## Task prompt
Among the entries, which lines carry the string "What"? Copy each of them.

## Data shown
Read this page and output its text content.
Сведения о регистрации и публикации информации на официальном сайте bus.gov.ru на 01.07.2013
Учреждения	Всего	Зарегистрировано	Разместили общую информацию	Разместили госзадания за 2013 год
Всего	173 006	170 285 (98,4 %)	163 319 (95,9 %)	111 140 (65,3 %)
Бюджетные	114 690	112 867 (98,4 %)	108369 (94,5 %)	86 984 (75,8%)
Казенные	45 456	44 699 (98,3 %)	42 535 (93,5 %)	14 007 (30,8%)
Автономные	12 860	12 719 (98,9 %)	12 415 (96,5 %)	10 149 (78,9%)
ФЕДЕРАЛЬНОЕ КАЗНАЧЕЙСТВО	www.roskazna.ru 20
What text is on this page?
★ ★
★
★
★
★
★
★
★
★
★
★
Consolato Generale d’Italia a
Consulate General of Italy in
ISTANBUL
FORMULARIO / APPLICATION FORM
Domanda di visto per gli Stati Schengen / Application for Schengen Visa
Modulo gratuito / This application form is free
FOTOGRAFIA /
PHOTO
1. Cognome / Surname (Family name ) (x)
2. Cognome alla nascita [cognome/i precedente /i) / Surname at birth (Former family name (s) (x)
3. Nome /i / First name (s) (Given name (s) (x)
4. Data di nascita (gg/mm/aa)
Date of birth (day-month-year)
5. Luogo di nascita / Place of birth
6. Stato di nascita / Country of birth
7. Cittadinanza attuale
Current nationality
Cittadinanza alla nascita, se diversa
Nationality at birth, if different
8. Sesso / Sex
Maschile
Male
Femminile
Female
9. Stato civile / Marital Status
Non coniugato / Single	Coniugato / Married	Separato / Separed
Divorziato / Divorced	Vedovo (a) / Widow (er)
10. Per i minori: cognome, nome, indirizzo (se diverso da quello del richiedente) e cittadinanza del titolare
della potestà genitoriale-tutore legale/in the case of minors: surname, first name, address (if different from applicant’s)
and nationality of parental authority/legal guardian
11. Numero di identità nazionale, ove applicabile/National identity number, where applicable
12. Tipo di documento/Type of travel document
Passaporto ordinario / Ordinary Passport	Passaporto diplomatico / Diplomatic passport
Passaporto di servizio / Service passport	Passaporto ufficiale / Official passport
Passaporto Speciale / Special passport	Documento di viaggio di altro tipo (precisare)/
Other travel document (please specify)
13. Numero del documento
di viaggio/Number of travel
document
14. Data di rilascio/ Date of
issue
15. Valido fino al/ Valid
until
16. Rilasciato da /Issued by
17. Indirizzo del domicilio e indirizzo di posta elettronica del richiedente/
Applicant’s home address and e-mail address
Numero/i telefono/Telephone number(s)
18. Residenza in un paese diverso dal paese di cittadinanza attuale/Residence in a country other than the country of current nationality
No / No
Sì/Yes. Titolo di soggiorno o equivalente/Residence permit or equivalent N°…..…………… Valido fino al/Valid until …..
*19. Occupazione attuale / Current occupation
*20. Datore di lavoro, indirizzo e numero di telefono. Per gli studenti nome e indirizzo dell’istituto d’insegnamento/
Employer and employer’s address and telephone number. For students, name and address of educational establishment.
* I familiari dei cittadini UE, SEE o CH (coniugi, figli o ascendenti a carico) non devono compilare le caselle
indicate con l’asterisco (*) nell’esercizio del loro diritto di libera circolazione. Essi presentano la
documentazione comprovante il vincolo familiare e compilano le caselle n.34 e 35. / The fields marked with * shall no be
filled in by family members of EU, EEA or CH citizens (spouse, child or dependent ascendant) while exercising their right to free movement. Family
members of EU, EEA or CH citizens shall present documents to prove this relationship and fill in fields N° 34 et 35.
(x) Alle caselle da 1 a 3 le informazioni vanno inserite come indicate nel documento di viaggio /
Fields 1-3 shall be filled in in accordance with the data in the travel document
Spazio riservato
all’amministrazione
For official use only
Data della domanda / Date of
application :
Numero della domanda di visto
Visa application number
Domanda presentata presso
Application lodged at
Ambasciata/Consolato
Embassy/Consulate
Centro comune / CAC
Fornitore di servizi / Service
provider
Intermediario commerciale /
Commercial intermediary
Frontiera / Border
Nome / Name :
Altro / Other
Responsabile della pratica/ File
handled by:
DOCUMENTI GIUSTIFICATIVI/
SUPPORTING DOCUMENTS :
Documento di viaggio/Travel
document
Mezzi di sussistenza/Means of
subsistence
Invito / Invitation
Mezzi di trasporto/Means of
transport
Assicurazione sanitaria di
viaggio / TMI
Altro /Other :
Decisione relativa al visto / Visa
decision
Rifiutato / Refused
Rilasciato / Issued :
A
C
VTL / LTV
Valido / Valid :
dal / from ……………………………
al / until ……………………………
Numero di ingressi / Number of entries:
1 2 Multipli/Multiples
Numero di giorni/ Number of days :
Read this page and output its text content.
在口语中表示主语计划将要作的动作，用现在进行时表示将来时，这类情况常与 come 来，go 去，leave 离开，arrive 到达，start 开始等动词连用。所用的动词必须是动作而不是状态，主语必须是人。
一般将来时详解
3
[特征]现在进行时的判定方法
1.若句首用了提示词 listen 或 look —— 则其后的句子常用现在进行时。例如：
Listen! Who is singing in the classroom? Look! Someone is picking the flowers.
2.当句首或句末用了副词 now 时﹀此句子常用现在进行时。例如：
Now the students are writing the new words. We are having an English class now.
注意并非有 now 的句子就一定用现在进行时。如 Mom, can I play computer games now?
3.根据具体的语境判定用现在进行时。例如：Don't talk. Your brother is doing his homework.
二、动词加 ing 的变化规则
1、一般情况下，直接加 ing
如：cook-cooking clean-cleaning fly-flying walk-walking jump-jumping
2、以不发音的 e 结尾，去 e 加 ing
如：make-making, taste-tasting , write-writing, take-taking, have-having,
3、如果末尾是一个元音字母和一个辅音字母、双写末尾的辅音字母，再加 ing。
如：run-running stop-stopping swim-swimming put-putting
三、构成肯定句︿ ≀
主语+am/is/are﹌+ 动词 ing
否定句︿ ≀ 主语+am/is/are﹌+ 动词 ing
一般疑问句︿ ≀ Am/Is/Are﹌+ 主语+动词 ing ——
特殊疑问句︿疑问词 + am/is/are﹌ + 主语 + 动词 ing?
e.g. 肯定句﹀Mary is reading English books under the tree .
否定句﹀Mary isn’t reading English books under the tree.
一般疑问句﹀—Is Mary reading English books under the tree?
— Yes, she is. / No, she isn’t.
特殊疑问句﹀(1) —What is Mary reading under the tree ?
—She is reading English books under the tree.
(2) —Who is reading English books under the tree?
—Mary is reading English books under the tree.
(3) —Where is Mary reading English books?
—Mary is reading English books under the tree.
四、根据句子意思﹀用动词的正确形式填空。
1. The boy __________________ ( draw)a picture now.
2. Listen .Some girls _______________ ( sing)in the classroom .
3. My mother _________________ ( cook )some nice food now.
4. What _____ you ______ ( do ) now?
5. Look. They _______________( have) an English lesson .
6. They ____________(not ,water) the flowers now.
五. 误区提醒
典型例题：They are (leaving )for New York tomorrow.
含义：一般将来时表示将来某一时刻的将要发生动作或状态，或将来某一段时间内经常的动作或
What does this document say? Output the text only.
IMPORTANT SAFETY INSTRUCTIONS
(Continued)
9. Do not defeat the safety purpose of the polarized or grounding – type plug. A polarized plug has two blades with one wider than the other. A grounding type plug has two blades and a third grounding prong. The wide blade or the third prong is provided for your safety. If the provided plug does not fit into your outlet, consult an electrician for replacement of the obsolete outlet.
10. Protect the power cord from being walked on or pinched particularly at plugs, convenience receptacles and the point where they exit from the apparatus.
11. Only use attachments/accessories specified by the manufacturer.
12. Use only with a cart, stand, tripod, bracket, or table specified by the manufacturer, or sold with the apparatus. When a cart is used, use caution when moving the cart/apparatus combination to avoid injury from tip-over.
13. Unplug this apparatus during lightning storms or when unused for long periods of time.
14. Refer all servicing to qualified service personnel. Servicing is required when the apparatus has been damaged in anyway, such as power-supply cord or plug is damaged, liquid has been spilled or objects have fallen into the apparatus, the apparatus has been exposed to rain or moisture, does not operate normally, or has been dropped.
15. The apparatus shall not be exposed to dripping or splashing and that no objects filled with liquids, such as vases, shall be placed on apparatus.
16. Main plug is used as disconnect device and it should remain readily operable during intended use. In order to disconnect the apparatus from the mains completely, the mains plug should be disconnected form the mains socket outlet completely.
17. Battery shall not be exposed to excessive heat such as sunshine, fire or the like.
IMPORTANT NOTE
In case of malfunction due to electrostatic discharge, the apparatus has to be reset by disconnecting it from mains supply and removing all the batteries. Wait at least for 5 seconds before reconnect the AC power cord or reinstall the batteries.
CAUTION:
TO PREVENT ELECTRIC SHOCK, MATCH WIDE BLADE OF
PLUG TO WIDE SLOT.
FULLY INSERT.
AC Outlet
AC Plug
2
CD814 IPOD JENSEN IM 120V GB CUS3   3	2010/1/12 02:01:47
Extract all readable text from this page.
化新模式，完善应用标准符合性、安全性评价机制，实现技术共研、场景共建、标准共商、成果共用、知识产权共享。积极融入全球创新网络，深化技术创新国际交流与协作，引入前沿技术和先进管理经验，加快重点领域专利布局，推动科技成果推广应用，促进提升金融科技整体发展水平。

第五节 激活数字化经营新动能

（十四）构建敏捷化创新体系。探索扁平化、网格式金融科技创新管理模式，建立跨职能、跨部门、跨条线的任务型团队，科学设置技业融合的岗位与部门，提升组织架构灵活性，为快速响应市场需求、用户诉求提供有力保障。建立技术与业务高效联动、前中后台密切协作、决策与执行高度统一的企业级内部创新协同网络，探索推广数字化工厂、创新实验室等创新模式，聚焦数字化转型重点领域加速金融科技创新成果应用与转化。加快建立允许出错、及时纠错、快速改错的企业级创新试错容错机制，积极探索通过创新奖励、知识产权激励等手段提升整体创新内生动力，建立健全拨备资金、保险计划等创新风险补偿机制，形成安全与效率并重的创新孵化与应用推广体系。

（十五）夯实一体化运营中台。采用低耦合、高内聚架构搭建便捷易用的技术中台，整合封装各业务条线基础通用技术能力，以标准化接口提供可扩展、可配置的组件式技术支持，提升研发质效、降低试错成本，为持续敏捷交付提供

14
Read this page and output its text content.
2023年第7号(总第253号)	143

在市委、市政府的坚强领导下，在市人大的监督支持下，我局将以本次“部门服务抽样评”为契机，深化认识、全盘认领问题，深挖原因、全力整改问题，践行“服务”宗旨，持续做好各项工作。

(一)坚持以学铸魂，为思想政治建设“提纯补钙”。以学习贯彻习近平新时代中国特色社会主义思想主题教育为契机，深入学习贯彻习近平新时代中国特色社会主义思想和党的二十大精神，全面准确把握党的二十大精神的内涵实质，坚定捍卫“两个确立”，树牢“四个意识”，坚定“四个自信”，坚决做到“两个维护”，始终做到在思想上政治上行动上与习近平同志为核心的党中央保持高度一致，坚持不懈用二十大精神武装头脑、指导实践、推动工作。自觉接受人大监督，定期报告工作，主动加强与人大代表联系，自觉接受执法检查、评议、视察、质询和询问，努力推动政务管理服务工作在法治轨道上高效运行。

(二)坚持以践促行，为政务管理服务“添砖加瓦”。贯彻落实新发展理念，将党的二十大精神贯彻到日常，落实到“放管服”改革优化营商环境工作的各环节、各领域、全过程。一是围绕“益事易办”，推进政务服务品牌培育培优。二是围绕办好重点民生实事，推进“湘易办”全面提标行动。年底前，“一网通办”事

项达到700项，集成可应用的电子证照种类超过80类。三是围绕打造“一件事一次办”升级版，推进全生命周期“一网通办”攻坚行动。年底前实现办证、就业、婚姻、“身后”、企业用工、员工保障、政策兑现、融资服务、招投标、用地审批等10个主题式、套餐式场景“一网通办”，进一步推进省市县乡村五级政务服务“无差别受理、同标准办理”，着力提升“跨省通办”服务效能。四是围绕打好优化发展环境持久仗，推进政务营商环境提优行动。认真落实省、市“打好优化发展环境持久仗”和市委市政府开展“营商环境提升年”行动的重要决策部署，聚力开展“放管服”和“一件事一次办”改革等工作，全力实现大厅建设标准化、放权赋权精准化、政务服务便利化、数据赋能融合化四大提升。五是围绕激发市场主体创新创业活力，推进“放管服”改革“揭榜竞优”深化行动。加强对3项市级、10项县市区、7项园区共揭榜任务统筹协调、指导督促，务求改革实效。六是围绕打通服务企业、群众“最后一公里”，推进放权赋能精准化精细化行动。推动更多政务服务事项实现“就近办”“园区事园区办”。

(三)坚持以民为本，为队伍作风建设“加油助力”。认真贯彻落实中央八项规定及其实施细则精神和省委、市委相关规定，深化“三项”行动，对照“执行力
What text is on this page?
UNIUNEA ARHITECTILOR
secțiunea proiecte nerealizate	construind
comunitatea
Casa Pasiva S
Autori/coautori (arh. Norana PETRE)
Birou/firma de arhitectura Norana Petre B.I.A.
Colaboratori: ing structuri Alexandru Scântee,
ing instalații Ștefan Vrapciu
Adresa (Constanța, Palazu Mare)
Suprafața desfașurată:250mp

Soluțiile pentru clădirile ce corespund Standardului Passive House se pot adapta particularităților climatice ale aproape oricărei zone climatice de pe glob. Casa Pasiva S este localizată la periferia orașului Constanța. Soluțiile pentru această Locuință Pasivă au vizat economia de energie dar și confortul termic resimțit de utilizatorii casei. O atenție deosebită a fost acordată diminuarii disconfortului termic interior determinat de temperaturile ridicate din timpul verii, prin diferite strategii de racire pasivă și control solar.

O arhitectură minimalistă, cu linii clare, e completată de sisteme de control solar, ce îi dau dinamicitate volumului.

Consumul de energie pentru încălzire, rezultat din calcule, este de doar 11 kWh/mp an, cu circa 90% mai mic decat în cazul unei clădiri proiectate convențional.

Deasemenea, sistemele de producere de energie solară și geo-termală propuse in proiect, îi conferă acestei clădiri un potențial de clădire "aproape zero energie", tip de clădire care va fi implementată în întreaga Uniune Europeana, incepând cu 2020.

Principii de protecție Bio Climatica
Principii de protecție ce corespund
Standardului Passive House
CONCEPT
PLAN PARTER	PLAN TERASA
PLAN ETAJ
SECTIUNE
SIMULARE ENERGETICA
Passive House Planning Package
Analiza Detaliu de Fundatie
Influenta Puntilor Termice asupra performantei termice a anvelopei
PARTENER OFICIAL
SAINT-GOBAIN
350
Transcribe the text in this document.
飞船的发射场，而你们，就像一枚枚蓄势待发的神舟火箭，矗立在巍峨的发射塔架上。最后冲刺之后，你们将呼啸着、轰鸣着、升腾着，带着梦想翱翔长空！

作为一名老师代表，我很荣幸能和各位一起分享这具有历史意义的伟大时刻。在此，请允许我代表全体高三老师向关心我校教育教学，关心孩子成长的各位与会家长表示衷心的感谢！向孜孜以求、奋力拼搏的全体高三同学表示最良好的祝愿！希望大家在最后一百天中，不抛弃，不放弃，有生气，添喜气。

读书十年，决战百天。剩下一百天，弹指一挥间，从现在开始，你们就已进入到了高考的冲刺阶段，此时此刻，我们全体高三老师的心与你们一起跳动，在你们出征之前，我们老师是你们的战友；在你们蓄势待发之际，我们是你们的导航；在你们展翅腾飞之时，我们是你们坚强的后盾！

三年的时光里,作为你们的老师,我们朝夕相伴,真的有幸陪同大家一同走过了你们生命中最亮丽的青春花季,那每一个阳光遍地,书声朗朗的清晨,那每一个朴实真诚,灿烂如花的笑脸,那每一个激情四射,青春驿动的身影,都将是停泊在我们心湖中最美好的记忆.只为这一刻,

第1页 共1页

## Exercise answer
What text is on this page?
特殊疑问句﹀(1) —What is Mary reading under the tree ?
4. What _____ you ______ ( do ) now?
What does this document say? Output the text only.
What text is on this page?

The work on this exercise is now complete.